◆ **To do**
Say the number of lines containing the string "School", and say nothing else.

◆ **Excerpted data**
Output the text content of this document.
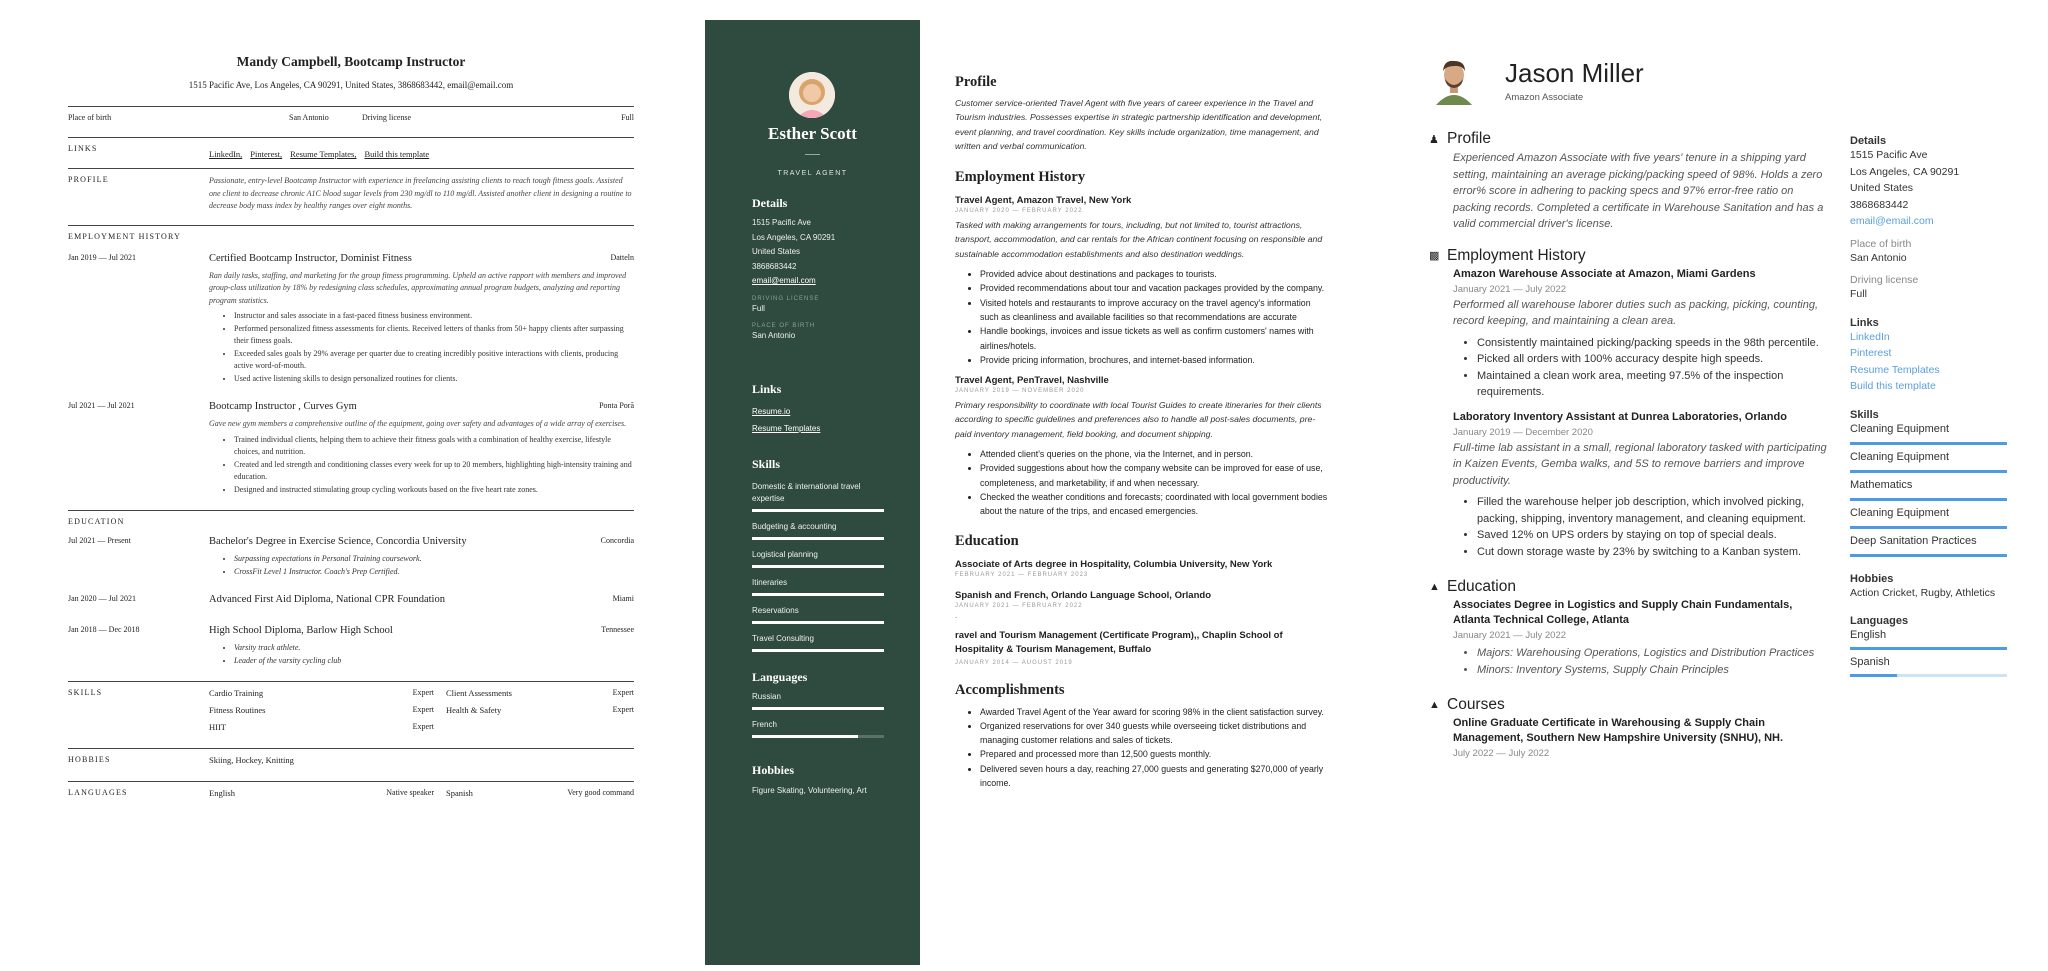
Mandy Campbell, Bootcamp Instructor
1515 Pacific Ave, Los Angeles, CA 90291, United States, 3868683442, email@email.com
Place of birth	San Antonio	Driving license	Full
LINKS
LinkedIn, Pinterest, Resume Templates, Build this template
PROFILE	Passionate, entry-level Bootcamp Instructor with experience in freelancing assisting clients to reach tough fitness goals. Assisted one client to decrease chronic A1C blood sugar levels from 230 mg/dl to 110 mg/dl. Assisted another client in designing a routine to decrease body mass index by healthy ranges over eight months.
EMPLOYMENT HISTORY
Jan 2019 — Jul 2021	Certified Bootcamp Instructor, Dominist Fitness	Datteln
Ran daily tasks, staffing, and marketing for the group fitness programming. Upheld an active rapport with members and improved group-class utilization by 18% by redesigning class schedules, approximating annual program budgets, analyzing and reporting program statistics.
• Instructor and sales associate in a fast-paced fitness business environment.
• Performed personalized fitness assessments for clients. Received letters of thanks from 50+ happy clients after surpassing their fitness goals.
• Exceeded sales goals by 29% average per quarter due to creating incredibly positive interactions with clients, producing active word-of-mouth.
• Used active listening skills to design personalized routines for clients.
Jul 2021 — Jul 2021	Bootcamp Instructor , Curves Gym	Ponta Porã
Gave new gym members a comprehensive outline of the equipment, going over safety and advantages of a wide array of exercises.
• Trained individual clients, helping them to achieve their fitness goals with a combination of healthy exercise, lifestyle choices, and nutrition.
• Created and led strength and conditioning classes every week for up to 20 members, highlighting high-intensity training and education.
• Designed and instructed stimulating group cycling workouts based on the five heart rate zones.
EDUCATION
Jul 2021 — Present	Bachelor's Degree in Exercise Science, Concordia University	Concordia
• Surpassing expectations in Personal Training coursework.
• CrossFit Level 1 Instructor. Coach's Prep Certified.
Jan 2020 — Jul 2021	Advanced First Aid Diploma, National CPR Foundation	Miami
Jan 2018 — Dec 2018	High School Diploma, Barlow High School	Tennessee
• Varsity track athlete.
• Leader of the varsity cycling club
SKILLS	Cardio Training	Expert	Client Assessments	Expert
Fitness Routines	Expert	Health & Safety	Expert
HIIT	Expert
HOBBIES	Skiing, Hockey, Knitting
LANGUAGES	English	Native speaker	Spanish	Very good command
Esther Scott
TRAVEL AGENT
Details
1515 Pacific Ave
Los Angeles, CA 90291
United States
3868683442
email@email.com
DRIVING LICENSE
Full
PLACE OF BIRTH
San Antonio
Links
Resume.io
Resume Templates
Skills
Domestic & international travel expertise
Budgeting & accounting
Logistical planning
Itineraries
Reservations
Travel Consulting
Languages
Russian
French
Hobbies
Figure Skating, Volunteering, Art
Profile
Customer service-oriented Travel Agent with five years of career experience in the Travel and Tourism industries. Possesses expertise in strategic partnership identification and development, event planning, and travel coordination. Key skills include organization, time management, and written and verbal communication.
Employment History
Travel Agent, Amazon Travel, New York
JANUARY 2020 — FEBRUARY 2022
Tasked with making arrangements for tours, including, but not limited to, tourist attractions, transport, accommodation, and car rentals for the African continent focusing on responsible and sustainable accommodation establishments and also destination weddings.
• Provided advice about destinations and packages to tourists.
• Provided recommendations about tour and vacation packages provided by the company.
• Visited hotels and restaurants to improve accuracy on the travel agency's information such as cleanliness and available facilities so that recommendations are accurate
• Handle bookings, invoices and issue tickets as well as confirm customers' names with airlines/hotels.
• Provide pricing information, brochures, and internet-based information.
Travel Agent, PenTravel, Nashville
JANUARY 2019 — NOVEMBER 2020
Primary responsibility to coordinate with local Tourist Guides to create itineraries for their clients according to specific guidelines and preferences also to handle all post-sales documents, pre-paid inventory management, field booking, and document shipping.
• Attended client's queries on the phone, via the Internet, and in person.
• Provided suggestions about how the company website can be improved for ease of use, completeness, and marketability, if and when necessary.
• Checked the weather conditions and forecasts; coordinated with local government bodies about the nature of the trips, and encased emergencies.
Education
Associate of Arts degree in Hospitality, Columbia University, New York
FEBRUARY 2021 — FEBRUARY 2023
Spanish and French, Orlando Language School, Orlando
JANUARY 2021 — FEBRUARY 2022
.
ravel and Tourism Management (Certificate Program),, Chaplin School of Hospitality & Tourism Management, Buffalo
JANUARY 2014 — AUGUST 2019
Accomplishments
• Awarded Travel Agent of the Year award for scoring 98% in the client satisfaction survey.
• Organized reservations for over 340 guests while overseeing ticket distributions and managing customer relations and sales of tickets.
• Prepared and processed more than 12,500 guests monthly.
• Delivered seven hours a day, reaching 27,000 guests and generating $270,000 of yearly income.
Jason Miller
Amazon Associate
♟ Profile
Experienced Amazon Associate with five years' tenure in a shipping yard setting, maintaining an average picking/packing speed of 98%. Holds a zero error% score in adhering to packing specs and 97% error-free ratio on packing records. Completed a certificate in Warehouse Sanitation and has a valid commercial driver's license.
▩ Employment History
Amazon Warehouse Associate at Amazon, Miami Gardens
January 2021 — July 2022
Performed all warehouse laborer duties such as packing, picking, counting, record keeping, and maintaining a clean area.
• Consistently maintained picking/packing speeds in the 98th percentile.
• Picked all orders with 100% accuracy despite high speeds.
• Maintained a clean work area, meeting 97.5% of the inspection requirements.
Laboratory Inventory Assistant at Dunrea Laboratories, Orlando
January 2019 — December 2020
Full-time lab assistant in a small, regional laboratory tasked with participating in Kaizen Events, Gemba walks, and 5S to remove barriers and improve productivity.
• Filled the warehouse helper job description, which involved picking, packing, shipping, inventory management, and cleaning equipment.
• Saved 12% on UPS orders by staying on top of special deals.
• Cut down storage waste by 23% by switching to a Kanban system.
▲ Education
Associates Degree in Logistics and Supply Chain Fundamentals, Atlanta Technical College, Atlanta
January 2021 — July 2022
• Majors: Warehousing Operations, Logistics and Distribution Practices
• Minors: Inventory Systems, Supply Chain Principles
▲ Courses
Online Graduate Certificate in Warehousing & Supply Chain Management, Southern New Hampshire University (SNHU), NH.
July 2022 — July 2022
Details
1515 Pacific Ave
Los Angeles, CA 90291
United States
3868683442
email@email.com
Place of birth
San Antonio
Driving license
Full
Links
LinkedIn
Pinterest
Resume Templates
Build this template
Skills
Cleaning Equipment
Cleaning Equipment
Mathematics
Cleaning Equipment
Deep Sanitation Practices
Hobbies
Action Cricket, Rugby, Athletics
Languages
English
Spanish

◆ **The output**
3